▶ _PROBLEM DETAILS_: Are you able to retype all the records below exactly?

▶ _TASK INPUTS_:
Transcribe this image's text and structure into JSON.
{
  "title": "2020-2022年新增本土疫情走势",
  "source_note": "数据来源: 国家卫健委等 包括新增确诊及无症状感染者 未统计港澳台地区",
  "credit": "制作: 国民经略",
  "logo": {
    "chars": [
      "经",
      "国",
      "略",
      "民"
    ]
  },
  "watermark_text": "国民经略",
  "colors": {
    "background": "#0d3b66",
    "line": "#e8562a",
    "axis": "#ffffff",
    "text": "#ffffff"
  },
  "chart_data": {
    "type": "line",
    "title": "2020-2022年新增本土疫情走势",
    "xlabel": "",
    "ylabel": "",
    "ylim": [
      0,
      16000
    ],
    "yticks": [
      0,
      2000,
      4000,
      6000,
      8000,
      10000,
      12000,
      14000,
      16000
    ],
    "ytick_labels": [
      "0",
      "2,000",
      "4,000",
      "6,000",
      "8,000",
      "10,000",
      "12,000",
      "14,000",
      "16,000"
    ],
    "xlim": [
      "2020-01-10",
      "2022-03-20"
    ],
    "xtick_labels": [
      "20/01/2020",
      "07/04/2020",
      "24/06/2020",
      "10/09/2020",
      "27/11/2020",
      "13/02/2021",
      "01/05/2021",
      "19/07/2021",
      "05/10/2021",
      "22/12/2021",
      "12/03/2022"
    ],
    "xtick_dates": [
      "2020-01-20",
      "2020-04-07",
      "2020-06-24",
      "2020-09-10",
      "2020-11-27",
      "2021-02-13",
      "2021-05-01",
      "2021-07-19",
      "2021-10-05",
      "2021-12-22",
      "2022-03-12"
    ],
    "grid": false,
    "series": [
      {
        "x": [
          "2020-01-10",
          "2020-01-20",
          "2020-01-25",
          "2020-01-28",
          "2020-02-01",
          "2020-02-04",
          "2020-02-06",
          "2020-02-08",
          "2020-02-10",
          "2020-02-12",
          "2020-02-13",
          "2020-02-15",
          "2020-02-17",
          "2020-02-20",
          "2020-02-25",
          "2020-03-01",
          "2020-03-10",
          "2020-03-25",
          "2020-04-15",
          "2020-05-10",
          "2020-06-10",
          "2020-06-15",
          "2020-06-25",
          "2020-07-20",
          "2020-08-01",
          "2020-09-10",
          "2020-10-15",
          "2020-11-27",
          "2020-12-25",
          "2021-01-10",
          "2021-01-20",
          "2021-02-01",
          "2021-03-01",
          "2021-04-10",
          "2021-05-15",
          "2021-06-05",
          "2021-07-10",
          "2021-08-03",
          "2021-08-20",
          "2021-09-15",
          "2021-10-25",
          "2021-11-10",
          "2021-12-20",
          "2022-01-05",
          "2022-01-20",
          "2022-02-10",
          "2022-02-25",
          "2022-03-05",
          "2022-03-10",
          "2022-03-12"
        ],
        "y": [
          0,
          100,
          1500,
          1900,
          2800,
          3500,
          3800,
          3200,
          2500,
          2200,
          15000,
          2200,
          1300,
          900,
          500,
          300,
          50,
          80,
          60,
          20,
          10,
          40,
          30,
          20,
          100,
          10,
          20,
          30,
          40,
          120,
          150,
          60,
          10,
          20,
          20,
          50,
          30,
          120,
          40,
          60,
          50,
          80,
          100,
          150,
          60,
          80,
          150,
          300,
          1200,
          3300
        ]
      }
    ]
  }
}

▶ _RESULT OF THIS TASK_:
Transcribe this image's text and structure into JSON.
{
  "title": "2020-2022年新增本土疫情走势",
  "source_note": "数据来源: 国家卫健委等 包括新增确诊及无症状感染者 未统计港澳台地区",
  "credit": "制作: 国民经略",
  "logo": {
    "chars": [
      "经",
      "国",
      "略",
      "民"
    ]
  },
  "watermark_text": "国民经略",
  "colors": {
    "background": "#0d3b66",
    "line": "#e8562a",
    "axis": "#ffffff",
    "text": "#ffffff"
  },
  "chart_data": {
    "type": "line",
    "title": "2020-2022年新增本土疫情走势",
    "xlabel": "",
    "ylabel": "",
    "ylim": [
      0,
      16000
    ],
    "yticks": [
      0,
      2000,
      4000,
      6000,
      8000,
      10000,
      12000,
      14000,
      16000
    ],
    "ytick_labels": [
      "0",
      "2,000",
      "4,000",
      "6,000",
      "8,000",
      "10,000",
      "12,000",
      "14,000",
      "16,000"
    ],
    "xlim": [
      "2020-01-10",
      "2022-03-20"
    ],
    "xtick_labels": [
      "20/01/2020",
      "07/04/2020",
      "24/06/2020",
      "10/09/2020",
      "27/11/2020",
      "13/02/2021",
      "01/05/2021",
      "19/07/2021",
      "05/10/2021",
      "22/12/2021",
      "12/03/2022"
    ],
    "xtick_dates": [
      "2020-01-20",
      "2020-04-07",
      "2020-06-24",
      "2020-09-10",
      "2020-11-27",
      "2021-02-13",
      "2021-05-01",
      "2021-07-19",
      "2021-10-05",
      "2021-12-22",
      "2022-03-12"
    ],
    "grid": false,
    "series": [
      {
        "x": [
          "2020-01-10",
          "2020-01-20",
          "2020-01-25",
          "2020-01-28",
          "2020-02-01",
          "2020-02-04",
          "2020-02-06",
          "2020-02-08",
          "2020-02-10",
          "2020-02-12",
          "2020-02-13",
          "2020-02-15",
          "2020-02-17",
          "2020-02-20",
          "2020-02-25",
          "2020-03-01",
          "2020-03-10",
          "2020-03-25",
          "2020-04-15",
          "2020-05-10",
          "2020-06-10",
          "2020-06-15",
          "2020-06-25",
          "2020-07-20",
          "2020-08-01",
          "2020-09-10",
          "2020-10-15",
          "2020-11-27",
          "2020-12-25",
          "2021-01-10",
          "2021-01-20",
          "2021-02-01",
          "2021-03-01",
          "2021-04-10",
          "2021-05-15",
          "2021-06-05",
          "2021-07-10",
          "2021-08-03",
          "2021-08-20",
          "2021-09-15",
          "2021-10-25",
          "2021-11-10",
          "2021-12-20",
          "2022-01-05",
          "2022-01-20",
          "2022-02-10",
          "2022-02-25",
          "2022-03-05",
          "2022-03-10",
          "2022-03-12"
        ],
        "y": [
          0,
          100,
          1500,
          1900,
          2800,
          3500,
          3800,
          3200,
          2500,
          2200,
          15000,
          2200,
          1300,
          900,
          500,
          300,
          50,
          80,
          60,
          20,
          10,
          40,
          30,
          20,
          100,
          10,
          20,
          30,
          40,
          120,
          150,
          60,
          10,
          20,
          20,
          50,
          30,
          120,
          40,
          60,
          50,
          80,
          100,
          150,
          60,
          80,
          150,
          300,
          1200,
          3300
        ]
      }
    ]
  }
}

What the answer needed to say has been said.